Records excerpted from a collection:
=====
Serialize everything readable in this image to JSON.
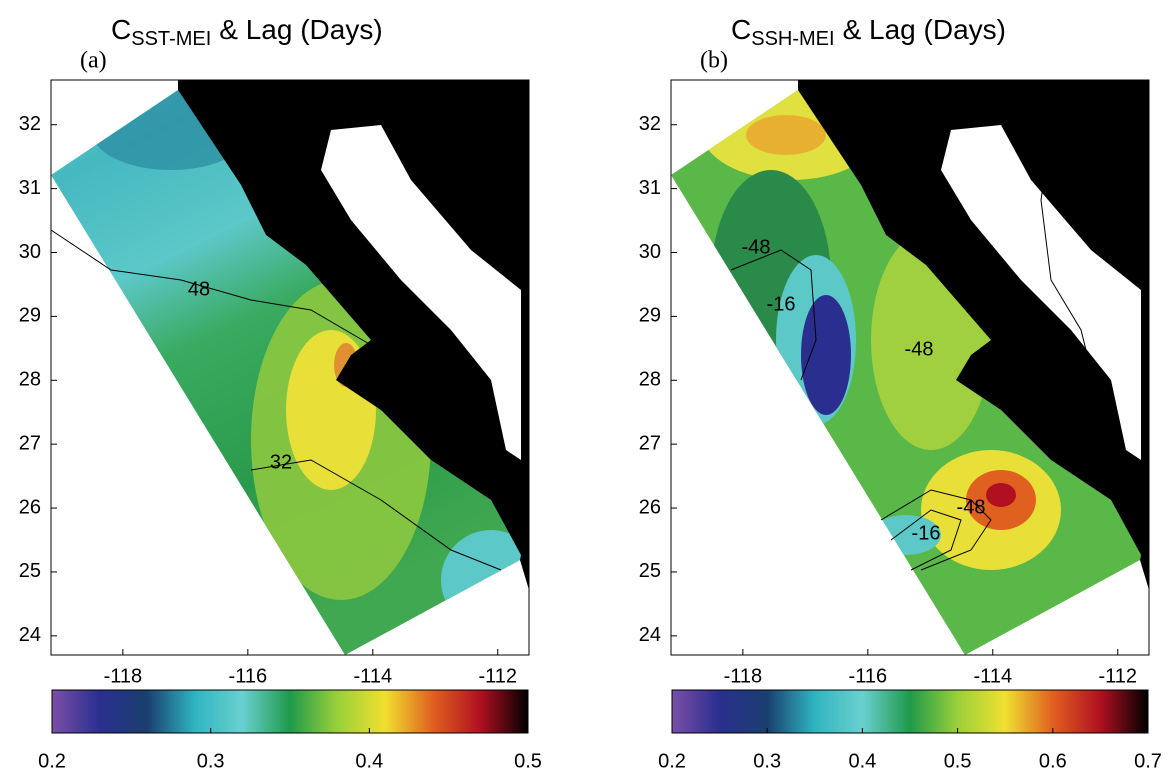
{
  "chart_data": [
    {
      "type": "contour-map",
      "panel_label": "(a)",
      "title": "C",
      "title_subscript": "SST-MEI",
      "title_suffix": "& Lag (Days)",
      "xlim": [
        -119.15,
        -111.5
      ],
      "xticks": [
        -118,
        -116,
        -114,
        -112
      ],
      "ylim": [
        23.7,
        32.7
      ],
      "yticks": [
        24,
        25,
        26,
        27,
        28,
        29,
        30,
        31,
        32
      ],
      "contour_labels": [
        "48",
        "32"
      ],
      "colorbar": {
        "lim": [
          0.2,
          0.5
        ],
        "ticks": [
          0.2,
          0.3,
          0.4,
          0.5
        ],
        "colormap": [
          "#7a4fa8",
          "#2a2f8f",
          "#1a3f6f",
          "#2fb5c0",
          "#6ad0d0",
          "#1f9a4a",
          "#9ad03a",
          "#f0e030",
          "#e06020",
          "#b01020",
          "#000000"
        ]
      }
    },
    {
      "type": "contour-map",
      "panel_label": "(b)",
      "title": "C",
      "title_subscript": "SSH-MEI",
      "title_suffix": "& Lag (Days)",
      "xlim": [
        -119.15,
        -111.5
      ],
      "xticks": [
        -118,
        -116,
        -114,
        -112
      ],
      "ylim": [
        23.7,
        32.7
      ],
      "yticks": [
        24,
        25,
        26,
        27,
        28,
        29,
        30,
        31,
        32
      ],
      "contour_labels": [
        "-48",
        "-16",
        "-48",
        "-48",
        "-16"
      ],
      "colorbar": {
        "lim": [
          0.2,
          0.7
        ],
        "ticks": [
          0.2,
          0.3,
          0.4,
          0.5,
          0.6,
          0.7
        ],
        "colormap": [
          "#7a4fa8",
          "#2a2f8f",
          "#1a3f6f",
          "#2fb5c0",
          "#6ad0d0",
          "#1f9a4a",
          "#9ad03a",
          "#f0e030",
          "#e06020",
          "#b01020",
          "#000000"
        ]
      }
    }
  ]
}
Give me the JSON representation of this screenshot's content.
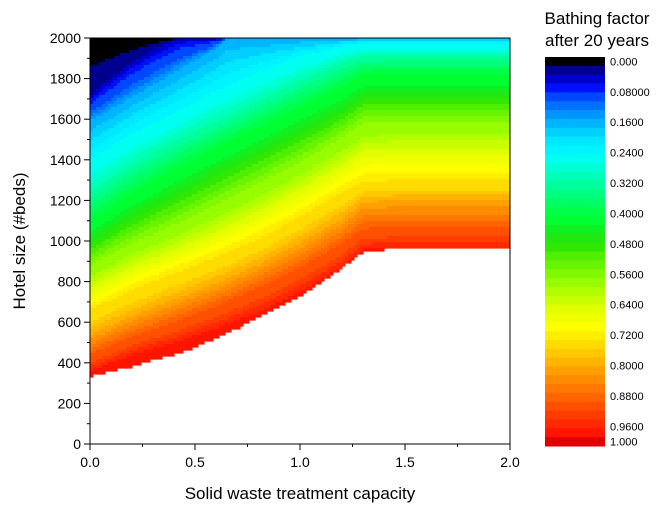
=====
● What you should do
With the pictures omitted, reproduce the records in full and exactly.

● Complete output
Serialize everything readable in this image to JSON.
{
  "chart_data": [
    {
      "type": "contour-map",
      "panel_label": "(a)",
      "title": "C",
      "title_subscript": "SST-MEI",
      "title_suffix": "& Lag (Days)",
      "xlim": [
        -119.15,
        -111.5
      ],
      "xticks": [
        -118,
        -116,
        -114,
        -112
      ],
      "ylim": [
        23.7,
        32.7
      ],
      "yticks": [
        24,
        25,
        26,
        27,
        28,
        29,
        30,
        31,
        32
      ],
      "contour_labels": [
        "48",
        "32"
      ],
      "colorbar": {
        "lim": [
          0.2,
          0.5
        ],
        "ticks": [
          0.2,
          0.3,
          0.4,
          0.5
        ],
        "colormap": [
          "#7a4fa8",
          "#2a2f8f",
          "#1a3f6f",
          "#2fb5c0",
          "#6ad0d0",
          "#1f9a4a",
          "#9ad03a",
          "#f0e030",
          "#e06020",
          "#b01020",
          "#000000"
        ]
      }
    },
    {
      "type": "contour-map",
      "panel_label": "(b)",
      "title": "C",
      "title_subscript": "SSH-MEI",
      "title_suffix": "& Lag (Days)",
      "xlim": [
        -119.15,
        -111.5
      ],
      "xticks": [
        -118,
        -116,
        -114,
        -112
      ],
      "ylim": [
        23.7,
        32.7
      ],
      "yticks": [
        24,
        25,
        26,
        27,
        28,
        29,
        30,
        31,
        32
      ],
      "contour_labels": [
        "-48",
        "-16",
        "-48",
        "-48",
        "-16"
      ],
      "colorbar": {
        "lim": [
          0.2,
          0.7
        ],
        "ticks": [
          0.2,
          0.3,
          0.4,
          0.5,
          0.6,
          0.7
        ],
        "colormap": [
          "#7a4fa8",
          "#2a2f8f",
          "#1a3f6f",
          "#2fb5c0",
          "#6ad0d0",
          "#1f9a4a",
          "#9ad03a",
          "#f0e030",
          "#e06020",
          "#b01020",
          "#000000"
        ]
      }
    }
  ]
}
Give me the JSON representation of this screenshot's content.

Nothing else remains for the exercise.